Quote the listing in full, exactly as given, minus any pictures.

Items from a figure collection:

+-------+

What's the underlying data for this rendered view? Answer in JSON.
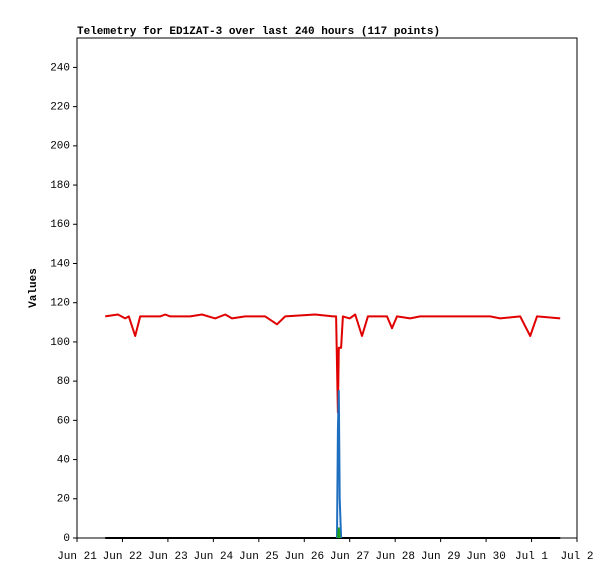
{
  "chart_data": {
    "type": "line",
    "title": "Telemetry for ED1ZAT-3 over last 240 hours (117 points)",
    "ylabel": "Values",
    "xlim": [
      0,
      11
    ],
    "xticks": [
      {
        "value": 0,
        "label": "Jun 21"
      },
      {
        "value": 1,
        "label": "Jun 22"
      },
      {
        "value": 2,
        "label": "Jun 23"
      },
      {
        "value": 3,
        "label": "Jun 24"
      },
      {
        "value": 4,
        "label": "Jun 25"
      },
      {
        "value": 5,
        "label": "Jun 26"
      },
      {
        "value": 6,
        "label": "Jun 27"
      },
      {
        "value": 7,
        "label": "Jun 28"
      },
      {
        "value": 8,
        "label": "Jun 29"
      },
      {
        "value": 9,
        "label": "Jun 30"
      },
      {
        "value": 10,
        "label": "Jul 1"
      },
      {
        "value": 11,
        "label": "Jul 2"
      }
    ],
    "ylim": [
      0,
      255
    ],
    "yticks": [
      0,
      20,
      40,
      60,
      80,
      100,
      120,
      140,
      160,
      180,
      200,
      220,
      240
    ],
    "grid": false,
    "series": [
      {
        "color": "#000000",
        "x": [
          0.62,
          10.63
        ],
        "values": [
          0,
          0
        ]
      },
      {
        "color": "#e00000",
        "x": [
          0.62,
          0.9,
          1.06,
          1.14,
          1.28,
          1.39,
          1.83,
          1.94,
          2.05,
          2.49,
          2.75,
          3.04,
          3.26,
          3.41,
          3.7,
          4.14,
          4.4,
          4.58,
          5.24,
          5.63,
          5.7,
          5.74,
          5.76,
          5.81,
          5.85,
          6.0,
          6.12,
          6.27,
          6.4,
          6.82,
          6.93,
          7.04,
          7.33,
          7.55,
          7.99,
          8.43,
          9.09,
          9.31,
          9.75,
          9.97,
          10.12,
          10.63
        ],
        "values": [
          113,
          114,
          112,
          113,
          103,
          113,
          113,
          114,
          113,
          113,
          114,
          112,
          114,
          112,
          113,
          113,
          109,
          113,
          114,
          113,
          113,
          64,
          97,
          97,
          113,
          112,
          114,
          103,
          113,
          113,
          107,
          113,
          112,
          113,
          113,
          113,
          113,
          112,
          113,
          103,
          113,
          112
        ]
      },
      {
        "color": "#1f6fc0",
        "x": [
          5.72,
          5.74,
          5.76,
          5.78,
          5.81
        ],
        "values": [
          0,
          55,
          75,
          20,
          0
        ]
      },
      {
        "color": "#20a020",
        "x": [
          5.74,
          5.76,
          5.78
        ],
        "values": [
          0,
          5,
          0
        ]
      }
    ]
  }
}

+-------+

§ Written solution:
What's the underlying data for this rendered view? Answer in JSON.
{
  "chart_data": {
    "type": "line",
    "title": "Telemetry for ED1ZAT-3 over last 240 hours (117 points)",
    "ylabel": "Values",
    "xlim": [
      0,
      11
    ],
    "xticks": [
      {
        "value": 0,
        "label": "Jun 21"
      },
      {
        "value": 1,
        "label": "Jun 22"
      },
      {
        "value": 2,
        "label": "Jun 23"
      },
      {
        "value": 3,
        "label": "Jun 24"
      },
      {
        "value": 4,
        "label": "Jun 25"
      },
      {
        "value": 5,
        "label": "Jun 26"
      },
      {
        "value": 6,
        "label": "Jun 27"
      },
      {
        "value": 7,
        "label": "Jun 28"
      },
      {
        "value": 8,
        "label": "Jun 29"
      },
      {
        "value": 9,
        "label": "Jun 30"
      },
      {
        "value": 10,
        "label": "Jul 1"
      },
      {
        "value": 11,
        "label": "Jul 2"
      }
    ],
    "ylim": [
      0,
      255
    ],
    "yticks": [
      0,
      20,
      40,
      60,
      80,
      100,
      120,
      140,
      160,
      180,
      200,
      220,
      240
    ],
    "grid": false,
    "series": [
      {
        "color": "#000000",
        "x": [
          0.62,
          10.63
        ],
        "values": [
          0,
          0
        ]
      },
      {
        "color": "#e00000",
        "x": [
          0.62,
          0.9,
          1.06,
          1.14,
          1.28,
          1.39,
          1.83,
          1.94,
          2.05,
          2.49,
          2.75,
          3.04,
          3.26,
          3.41,
          3.7,
          4.14,
          4.4,
          4.58,
          5.24,
          5.63,
          5.7,
          5.74,
          5.76,
          5.81,
          5.85,
          6.0,
          6.12,
          6.27,
          6.4,
          6.82,
          6.93,
          7.04,
          7.33,
          7.55,
          7.99,
          8.43,
          9.09,
          9.31,
          9.75,
          9.97,
          10.12,
          10.63
        ],
        "values": [
          113,
          114,
          112,
          113,
          103,
          113,
          113,
          114,
          113,
          113,
          114,
          112,
          114,
          112,
          113,
          113,
          109,
          113,
          114,
          113,
          113,
          64,
          97,
          97,
          113,
          112,
          114,
          103,
          113,
          113,
          107,
          113,
          112,
          113,
          113,
          113,
          113,
          112,
          113,
          103,
          113,
          112
        ]
      },
      {
        "color": "#1f6fc0",
        "x": [
          5.72,
          5.74,
          5.76,
          5.78,
          5.81
        ],
        "values": [
          0,
          55,
          75,
          20,
          0
        ]
      },
      {
        "color": "#20a020",
        "x": [
          5.74,
          5.76,
          5.78
        ],
        "values": [
          0,
          5,
          0
        ]
      }
    ]
  }
}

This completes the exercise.